---------- Records supplied

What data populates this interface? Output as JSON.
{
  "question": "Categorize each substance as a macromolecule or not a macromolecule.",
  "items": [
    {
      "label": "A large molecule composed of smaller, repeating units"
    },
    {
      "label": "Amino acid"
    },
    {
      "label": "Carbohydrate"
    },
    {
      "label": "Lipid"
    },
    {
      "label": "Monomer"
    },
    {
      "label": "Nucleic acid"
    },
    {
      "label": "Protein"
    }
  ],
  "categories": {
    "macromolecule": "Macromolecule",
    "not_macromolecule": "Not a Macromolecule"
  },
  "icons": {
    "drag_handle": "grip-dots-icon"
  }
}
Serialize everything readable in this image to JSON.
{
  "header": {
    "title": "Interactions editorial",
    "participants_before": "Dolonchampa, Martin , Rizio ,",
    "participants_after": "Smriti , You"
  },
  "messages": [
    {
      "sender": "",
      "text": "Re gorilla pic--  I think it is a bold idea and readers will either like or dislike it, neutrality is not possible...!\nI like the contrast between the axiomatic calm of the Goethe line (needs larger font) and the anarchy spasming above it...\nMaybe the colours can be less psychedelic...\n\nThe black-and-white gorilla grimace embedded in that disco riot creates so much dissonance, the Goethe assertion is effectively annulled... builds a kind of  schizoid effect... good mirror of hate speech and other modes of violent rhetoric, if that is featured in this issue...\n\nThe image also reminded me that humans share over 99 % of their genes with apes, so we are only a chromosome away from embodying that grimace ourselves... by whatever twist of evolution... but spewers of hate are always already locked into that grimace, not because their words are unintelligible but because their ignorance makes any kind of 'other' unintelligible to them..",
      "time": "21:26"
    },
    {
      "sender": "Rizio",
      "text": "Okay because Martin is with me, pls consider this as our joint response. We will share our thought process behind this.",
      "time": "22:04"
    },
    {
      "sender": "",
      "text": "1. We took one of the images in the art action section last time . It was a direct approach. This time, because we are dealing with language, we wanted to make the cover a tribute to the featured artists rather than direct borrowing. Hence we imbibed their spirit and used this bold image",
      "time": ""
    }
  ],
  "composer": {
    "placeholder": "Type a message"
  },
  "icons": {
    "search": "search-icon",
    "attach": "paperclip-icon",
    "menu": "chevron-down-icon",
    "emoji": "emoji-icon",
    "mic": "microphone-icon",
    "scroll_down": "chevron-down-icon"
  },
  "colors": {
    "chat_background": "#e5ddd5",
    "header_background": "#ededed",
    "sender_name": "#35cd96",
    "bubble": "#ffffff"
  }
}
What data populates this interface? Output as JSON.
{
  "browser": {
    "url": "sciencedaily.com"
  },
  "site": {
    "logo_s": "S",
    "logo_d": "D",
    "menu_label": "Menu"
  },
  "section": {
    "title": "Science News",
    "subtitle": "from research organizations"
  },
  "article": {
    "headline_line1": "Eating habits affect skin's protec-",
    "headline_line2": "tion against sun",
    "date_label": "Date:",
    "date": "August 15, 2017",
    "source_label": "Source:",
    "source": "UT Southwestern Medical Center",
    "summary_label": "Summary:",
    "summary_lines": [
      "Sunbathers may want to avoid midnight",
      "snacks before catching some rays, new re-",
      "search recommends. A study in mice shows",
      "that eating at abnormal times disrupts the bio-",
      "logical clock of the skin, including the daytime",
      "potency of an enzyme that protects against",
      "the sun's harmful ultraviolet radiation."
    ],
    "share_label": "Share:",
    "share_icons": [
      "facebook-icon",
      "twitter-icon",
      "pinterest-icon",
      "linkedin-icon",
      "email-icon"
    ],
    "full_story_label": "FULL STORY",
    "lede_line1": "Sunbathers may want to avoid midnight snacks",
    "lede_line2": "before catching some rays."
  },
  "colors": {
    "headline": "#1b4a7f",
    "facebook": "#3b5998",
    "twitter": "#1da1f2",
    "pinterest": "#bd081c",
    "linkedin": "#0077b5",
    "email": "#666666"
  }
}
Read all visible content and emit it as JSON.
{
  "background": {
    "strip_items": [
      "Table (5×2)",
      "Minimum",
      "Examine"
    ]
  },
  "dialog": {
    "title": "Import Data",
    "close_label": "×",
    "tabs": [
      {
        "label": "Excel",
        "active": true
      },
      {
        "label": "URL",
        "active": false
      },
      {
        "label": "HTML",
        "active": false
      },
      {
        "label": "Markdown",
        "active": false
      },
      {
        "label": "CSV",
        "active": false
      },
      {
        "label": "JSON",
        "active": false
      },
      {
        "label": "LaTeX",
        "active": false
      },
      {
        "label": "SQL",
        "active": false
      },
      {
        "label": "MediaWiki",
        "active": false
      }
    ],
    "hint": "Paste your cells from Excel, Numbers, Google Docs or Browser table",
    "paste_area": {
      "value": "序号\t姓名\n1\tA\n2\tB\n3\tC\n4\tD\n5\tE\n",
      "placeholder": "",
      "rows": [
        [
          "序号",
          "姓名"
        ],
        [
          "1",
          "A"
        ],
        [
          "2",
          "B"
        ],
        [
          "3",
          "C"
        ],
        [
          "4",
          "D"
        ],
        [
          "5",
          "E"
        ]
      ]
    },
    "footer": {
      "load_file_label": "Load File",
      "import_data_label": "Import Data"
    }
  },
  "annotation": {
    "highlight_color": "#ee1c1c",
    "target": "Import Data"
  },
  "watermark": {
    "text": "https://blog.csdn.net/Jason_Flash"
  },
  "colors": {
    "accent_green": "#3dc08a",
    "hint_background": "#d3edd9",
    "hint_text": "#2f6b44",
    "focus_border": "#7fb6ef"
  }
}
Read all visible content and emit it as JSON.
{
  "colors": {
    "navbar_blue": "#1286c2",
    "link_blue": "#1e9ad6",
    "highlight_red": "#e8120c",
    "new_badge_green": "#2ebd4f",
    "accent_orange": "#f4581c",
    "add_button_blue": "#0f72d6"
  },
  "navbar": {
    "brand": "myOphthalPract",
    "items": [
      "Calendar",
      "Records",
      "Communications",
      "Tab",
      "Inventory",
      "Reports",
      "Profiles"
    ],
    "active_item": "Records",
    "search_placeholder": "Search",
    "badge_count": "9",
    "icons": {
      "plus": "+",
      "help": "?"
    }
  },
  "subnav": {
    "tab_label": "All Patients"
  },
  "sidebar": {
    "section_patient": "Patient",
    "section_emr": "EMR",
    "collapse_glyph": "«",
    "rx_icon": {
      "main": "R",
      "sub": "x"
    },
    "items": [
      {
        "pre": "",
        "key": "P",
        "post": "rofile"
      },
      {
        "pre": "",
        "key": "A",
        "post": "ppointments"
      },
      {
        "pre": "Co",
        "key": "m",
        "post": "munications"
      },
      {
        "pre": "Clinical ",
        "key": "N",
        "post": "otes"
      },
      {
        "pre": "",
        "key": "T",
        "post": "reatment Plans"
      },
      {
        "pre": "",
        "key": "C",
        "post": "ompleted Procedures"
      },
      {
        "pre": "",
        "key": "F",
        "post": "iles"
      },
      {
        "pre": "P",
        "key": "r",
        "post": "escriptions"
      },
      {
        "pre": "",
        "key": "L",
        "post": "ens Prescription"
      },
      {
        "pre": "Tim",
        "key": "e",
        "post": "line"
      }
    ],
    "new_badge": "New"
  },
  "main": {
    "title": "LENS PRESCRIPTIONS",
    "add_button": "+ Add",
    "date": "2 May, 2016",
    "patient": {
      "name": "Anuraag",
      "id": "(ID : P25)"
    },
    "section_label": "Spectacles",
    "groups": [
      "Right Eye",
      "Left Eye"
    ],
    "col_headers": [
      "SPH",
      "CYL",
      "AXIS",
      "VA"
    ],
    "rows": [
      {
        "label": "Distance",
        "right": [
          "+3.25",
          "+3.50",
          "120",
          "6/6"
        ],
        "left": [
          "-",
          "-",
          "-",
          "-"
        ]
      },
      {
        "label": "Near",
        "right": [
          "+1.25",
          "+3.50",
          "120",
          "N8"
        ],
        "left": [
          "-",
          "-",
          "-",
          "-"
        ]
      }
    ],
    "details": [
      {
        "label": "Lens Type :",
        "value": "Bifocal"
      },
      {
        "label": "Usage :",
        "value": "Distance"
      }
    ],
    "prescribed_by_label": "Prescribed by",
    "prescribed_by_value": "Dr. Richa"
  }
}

--------------------

Work to complete: Report back every line of the entries in which "that" occurs.

Answer section:
      "text": "Re gorilla pic--  I think it is a bold idea and readers will either like or dislike it, neutrality is not possible...!\nI like the contrast between the axiomatic calm of the Goethe line (needs larger font) and the anarchy spasming above it...\nMaybe the colours can be less psychedelic...\n\nThe black-and-white gorilla grimace embedded in that disco riot creates so much dissonance, the Goethe assertion is effectively annulled... builds a kind of  schizoid effect... good mirror of hate speech and other modes of violent rhetoric, if that is featured in this issue...\n\nThe image also reminded me that humans share over 99 % of their genes with apes, so we are only a chromosome away from embodying that grimace ourselves... by whatever twist of evolution... but spewers of hate are always already locked into that grimace, not because their words are unintelligible but because their ignorance makes any kind of 'other' unintelligible to them..",
      "that eating at abnormal times disrupts the bio-",
      "potency of an enzyme that protects against",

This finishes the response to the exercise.